Your goal: Extract and list every line that contains the word "kitchen".

==================================================

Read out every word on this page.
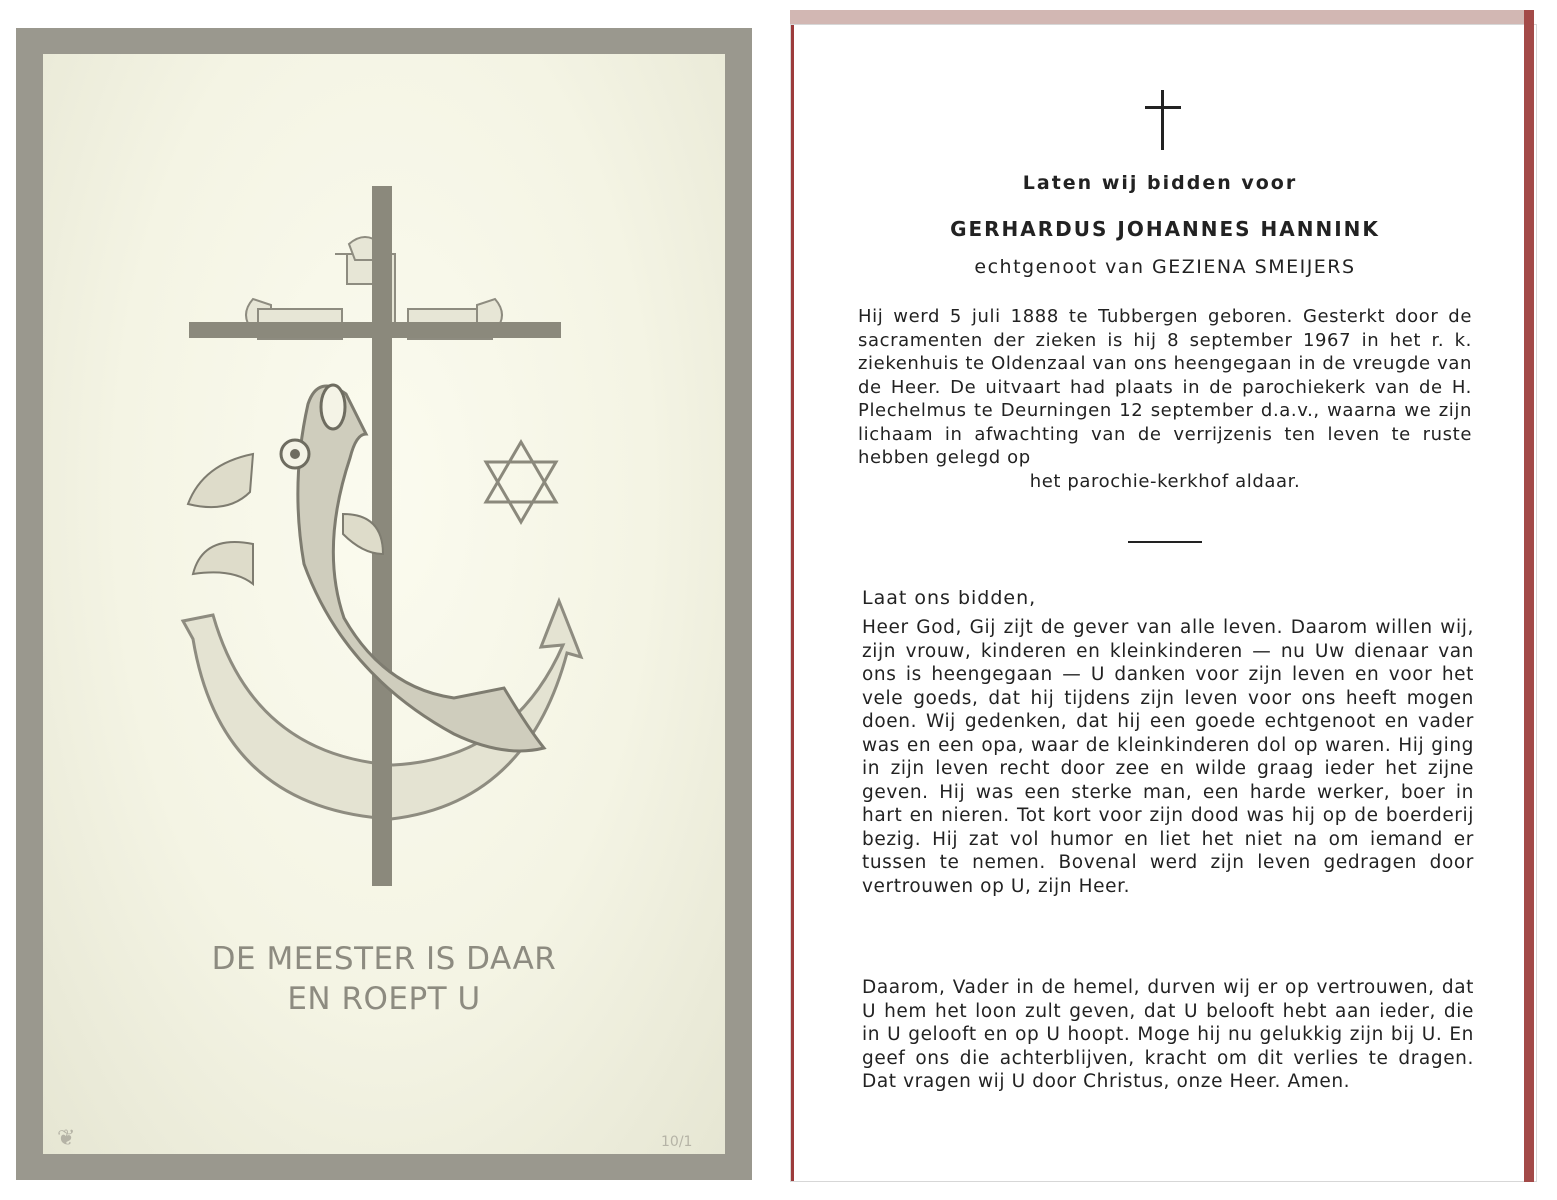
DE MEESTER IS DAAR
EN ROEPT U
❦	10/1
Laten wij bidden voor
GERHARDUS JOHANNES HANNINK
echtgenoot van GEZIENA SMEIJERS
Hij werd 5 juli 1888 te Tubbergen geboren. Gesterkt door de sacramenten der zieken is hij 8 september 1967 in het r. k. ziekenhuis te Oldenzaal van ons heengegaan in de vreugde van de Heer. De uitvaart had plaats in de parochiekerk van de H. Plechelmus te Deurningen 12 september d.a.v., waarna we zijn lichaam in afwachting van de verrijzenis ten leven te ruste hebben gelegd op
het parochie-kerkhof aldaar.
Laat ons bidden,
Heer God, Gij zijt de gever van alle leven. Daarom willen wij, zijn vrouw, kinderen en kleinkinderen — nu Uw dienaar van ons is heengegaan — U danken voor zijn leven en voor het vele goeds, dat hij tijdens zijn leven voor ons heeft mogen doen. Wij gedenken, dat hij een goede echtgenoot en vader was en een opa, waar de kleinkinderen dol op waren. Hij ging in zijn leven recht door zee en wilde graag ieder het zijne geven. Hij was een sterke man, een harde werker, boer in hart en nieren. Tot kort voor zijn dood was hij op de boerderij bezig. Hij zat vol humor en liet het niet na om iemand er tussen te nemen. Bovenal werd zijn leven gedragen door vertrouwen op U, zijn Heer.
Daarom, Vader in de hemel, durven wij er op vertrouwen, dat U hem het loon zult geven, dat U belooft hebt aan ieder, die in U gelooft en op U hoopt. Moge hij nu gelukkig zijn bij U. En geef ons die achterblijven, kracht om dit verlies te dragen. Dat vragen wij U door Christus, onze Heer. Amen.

==================================================

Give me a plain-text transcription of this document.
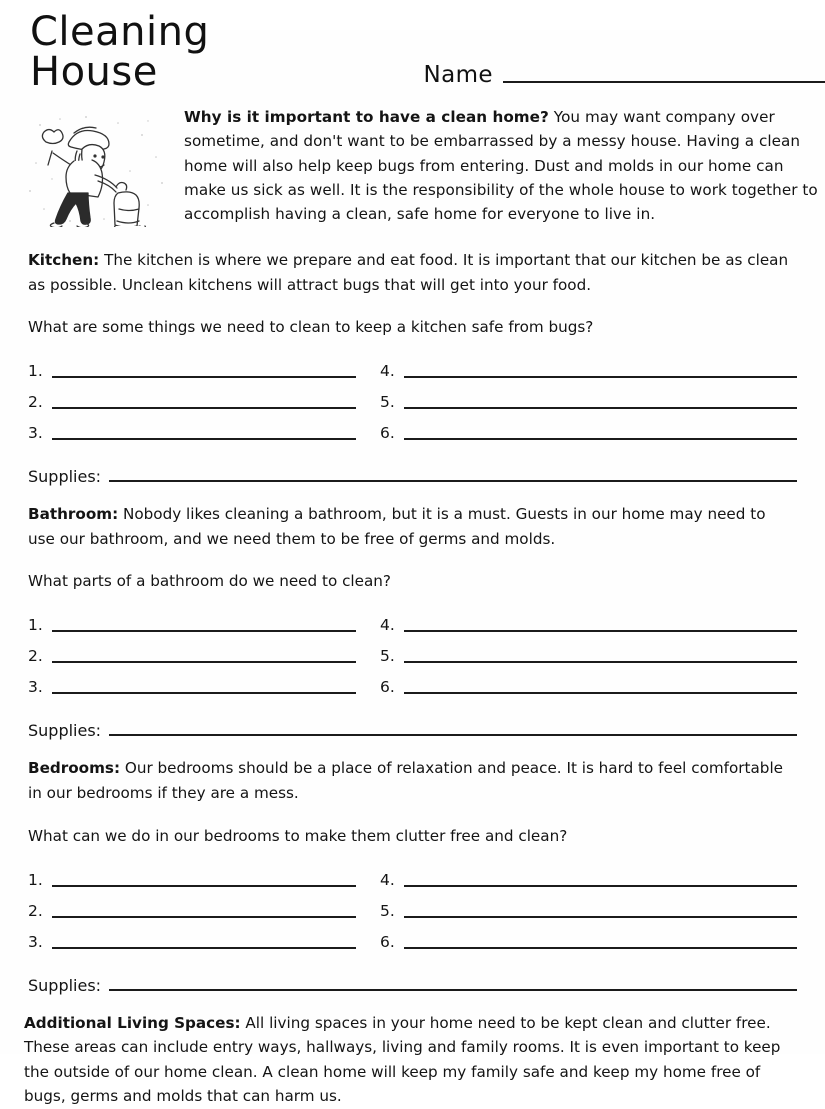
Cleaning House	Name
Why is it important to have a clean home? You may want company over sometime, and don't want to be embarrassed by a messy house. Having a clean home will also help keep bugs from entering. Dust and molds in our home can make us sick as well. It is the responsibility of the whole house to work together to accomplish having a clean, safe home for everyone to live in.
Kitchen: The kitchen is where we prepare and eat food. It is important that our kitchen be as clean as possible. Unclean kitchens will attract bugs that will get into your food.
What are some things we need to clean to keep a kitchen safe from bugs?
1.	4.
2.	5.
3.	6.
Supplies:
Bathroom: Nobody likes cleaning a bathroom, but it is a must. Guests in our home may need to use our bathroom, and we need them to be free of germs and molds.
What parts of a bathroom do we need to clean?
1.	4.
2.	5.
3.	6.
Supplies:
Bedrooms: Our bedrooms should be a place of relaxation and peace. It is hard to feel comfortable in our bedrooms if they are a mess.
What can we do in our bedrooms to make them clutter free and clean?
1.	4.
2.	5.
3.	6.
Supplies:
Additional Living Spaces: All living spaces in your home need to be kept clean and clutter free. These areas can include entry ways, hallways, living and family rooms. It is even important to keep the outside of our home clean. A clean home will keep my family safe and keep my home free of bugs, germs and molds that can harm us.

==================================================

Solution to the problem:
Kitchen: The kitchen is where we prepare and eat food. It is important that our kitchen be as clean as possible. Unclean kitchens will attract bugs that will get into your food.
What are some things we need to clean to keep a kitchen safe from bugs?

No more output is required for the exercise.